> **Extracted data entries**
______

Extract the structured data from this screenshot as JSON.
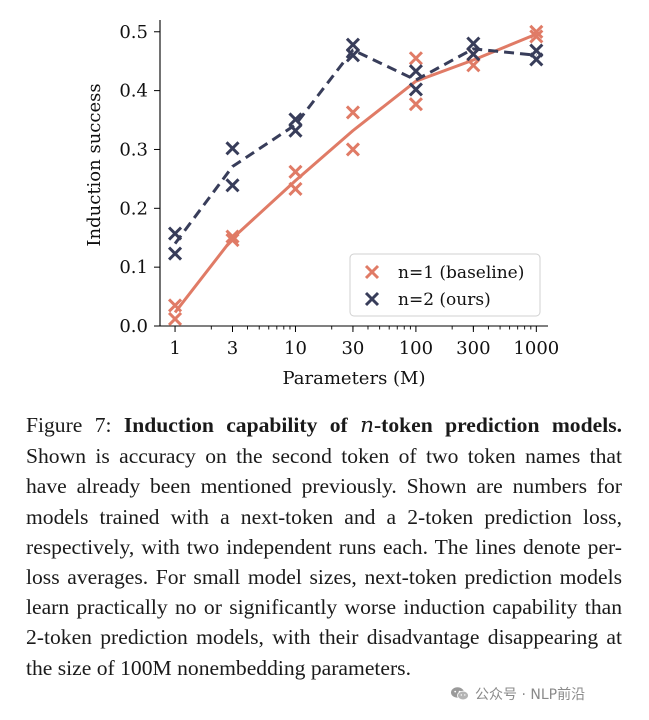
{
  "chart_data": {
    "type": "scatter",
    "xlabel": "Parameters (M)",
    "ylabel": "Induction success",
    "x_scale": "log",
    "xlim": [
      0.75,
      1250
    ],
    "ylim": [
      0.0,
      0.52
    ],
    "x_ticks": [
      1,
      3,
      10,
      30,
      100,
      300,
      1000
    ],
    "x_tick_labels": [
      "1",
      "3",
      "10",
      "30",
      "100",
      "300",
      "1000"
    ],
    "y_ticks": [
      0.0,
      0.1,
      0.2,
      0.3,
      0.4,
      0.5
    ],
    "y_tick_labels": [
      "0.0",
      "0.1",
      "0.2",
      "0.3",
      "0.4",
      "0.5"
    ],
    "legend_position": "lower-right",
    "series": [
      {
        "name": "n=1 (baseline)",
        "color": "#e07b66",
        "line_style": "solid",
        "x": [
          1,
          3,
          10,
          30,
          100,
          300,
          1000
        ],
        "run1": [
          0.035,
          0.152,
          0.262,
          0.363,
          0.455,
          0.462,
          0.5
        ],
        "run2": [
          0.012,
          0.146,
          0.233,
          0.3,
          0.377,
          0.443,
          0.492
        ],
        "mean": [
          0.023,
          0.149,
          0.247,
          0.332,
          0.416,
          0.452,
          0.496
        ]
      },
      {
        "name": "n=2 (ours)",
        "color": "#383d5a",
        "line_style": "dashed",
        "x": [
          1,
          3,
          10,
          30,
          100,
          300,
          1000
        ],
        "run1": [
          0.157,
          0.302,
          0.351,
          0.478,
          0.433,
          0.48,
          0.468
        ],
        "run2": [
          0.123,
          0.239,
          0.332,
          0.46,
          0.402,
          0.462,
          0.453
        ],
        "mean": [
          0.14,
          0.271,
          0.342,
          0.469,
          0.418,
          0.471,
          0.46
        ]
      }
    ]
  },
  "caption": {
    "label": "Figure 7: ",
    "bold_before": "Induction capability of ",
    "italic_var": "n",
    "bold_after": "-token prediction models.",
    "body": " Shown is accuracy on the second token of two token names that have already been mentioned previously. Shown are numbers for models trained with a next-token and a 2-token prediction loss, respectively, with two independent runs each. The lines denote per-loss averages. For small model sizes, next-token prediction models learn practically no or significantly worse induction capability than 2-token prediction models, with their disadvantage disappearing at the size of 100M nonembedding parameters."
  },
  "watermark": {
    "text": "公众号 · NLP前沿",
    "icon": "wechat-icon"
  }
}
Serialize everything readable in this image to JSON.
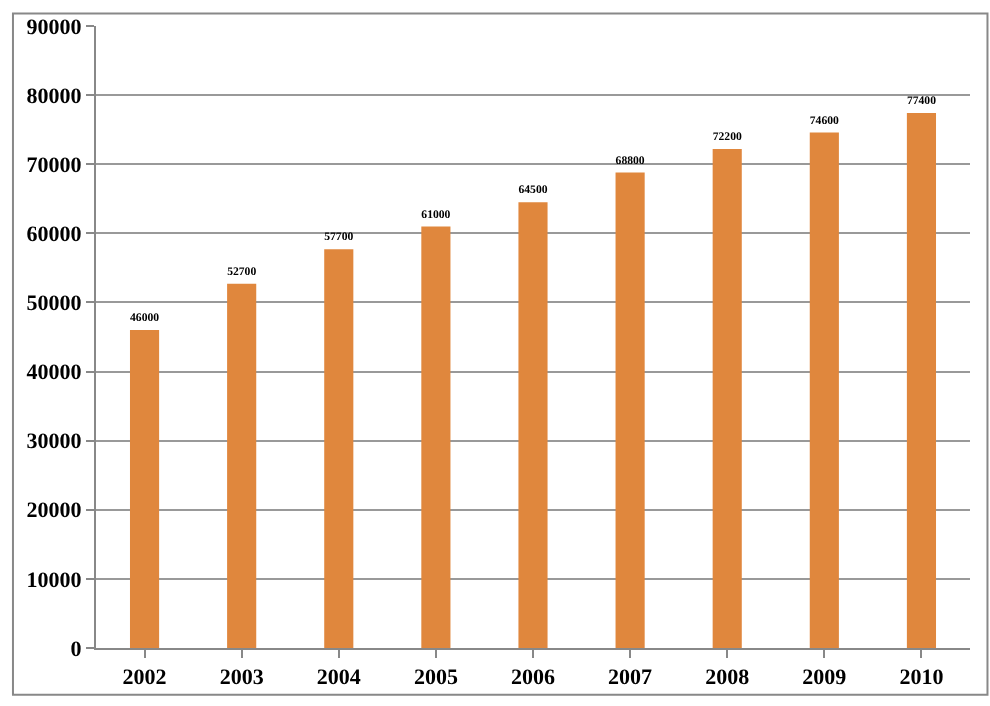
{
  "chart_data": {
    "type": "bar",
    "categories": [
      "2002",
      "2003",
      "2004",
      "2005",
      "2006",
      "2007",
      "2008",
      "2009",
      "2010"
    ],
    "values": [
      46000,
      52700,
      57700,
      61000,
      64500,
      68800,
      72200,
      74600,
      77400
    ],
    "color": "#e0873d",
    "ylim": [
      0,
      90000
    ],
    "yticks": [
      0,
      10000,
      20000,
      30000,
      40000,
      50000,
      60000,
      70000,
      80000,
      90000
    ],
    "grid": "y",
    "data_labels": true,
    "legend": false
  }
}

______

> **Your objective**
Write every entry out again exactly, dropping the pictures.

> **Task output**
Extract the structured data from this screenshot as JSON.
{
  "chart_data": {
    "type": "scatter",
    "xlabel": "Parameters (M)",
    "ylabel": "Induction success",
    "x_scale": "log",
    "xlim": [
      0.75,
      1250
    ],
    "ylim": [
      0.0,
      0.52
    ],
    "x_ticks": [
      1,
      3,
      10,
      30,
      100,
      300,
      1000
    ],
    "x_tick_labels": [
      "1",
      "3",
      "10",
      "30",
      "100",
      "300",
      "1000"
    ],
    "y_ticks": [
      0.0,
      0.1,
      0.2,
      0.3,
      0.4,
      0.5
    ],
    "y_tick_labels": [
      "0.0",
      "0.1",
      "0.2",
      "0.3",
      "0.4",
      "0.5"
    ],
    "legend_position": "lower-right",
    "series": [
      {
        "name": "n=1 (baseline)",
        "color": "#e07b66",
        "line_style": "solid",
        "x": [
          1,
          3,
          10,
          30,
          100,
          300,
          1000
        ],
        "run1": [
          0.035,
          0.152,
          0.262,
          0.363,
          0.455,
          0.462,
          0.5
        ],
        "run2": [
          0.012,
          0.146,
          0.233,
          0.3,
          0.377,
          0.443,
          0.492
        ],
        "mean": [
          0.023,
          0.149,
          0.247,
          0.332,
          0.416,
          0.452,
          0.496
        ]
      },
      {
        "name": "n=2 (ours)",
        "color": "#383d5a",
        "line_style": "dashed",
        "x": [
          1,
          3,
          10,
          30,
          100,
          300,
          1000
        ],
        "run1": [
          0.157,
          0.302,
          0.351,
          0.478,
          0.433,
          0.48,
          0.468
        ],
        "run2": [
          0.123,
          0.239,
          0.332,
          0.46,
          0.402,
          0.462,
          0.453
        ],
        "mean": [
          0.14,
          0.271,
          0.342,
          0.469,
          0.418,
          0.471,
          0.46
        ]
      }
    ]
  },
  "caption": {
    "label": "Figure 7: ",
    "bold_before": "Induction capability of ",
    "italic_var": "n",
    "bold_after": "-token prediction models.",
    "body": " Shown is accuracy on the second token of two token names that have already been mentioned previously. Shown are numbers for models trained with a next-token and a 2-token prediction loss, respectively, with two independent runs each. The lines denote per-loss averages. For small model sizes, next-token prediction models learn practically no or significantly worse induction capability than 2-token prediction models, with their disadvantage disappearing at the size of 100M nonembedding parameters."
  },
  "watermark": {
    "text": "公众号 · NLP前沿",
    "icon": "wechat-icon"
  }
}
Serialize everything readable in this image to JSON.
{
  "chart_data": {
    "type": "bar",
    "categories": [
      "2002",
      "2003",
      "2004",
      "2005",
      "2006",
      "2007",
      "2008",
      "2009",
      "2010"
    ],
    "values": [
      46000,
      52700,
      57700,
      61000,
      64500,
      68800,
      72200,
      74600,
      77400
    ],
    "color": "#e0873d",
    "ylim": [
      0,
      90000
    ],
    "yticks": [
      0,
      10000,
      20000,
      30000,
      40000,
      50000,
      60000,
      70000,
      80000,
      90000
    ],
    "grid": "y",
    "data_labels": true,
    "legend": false
  }
}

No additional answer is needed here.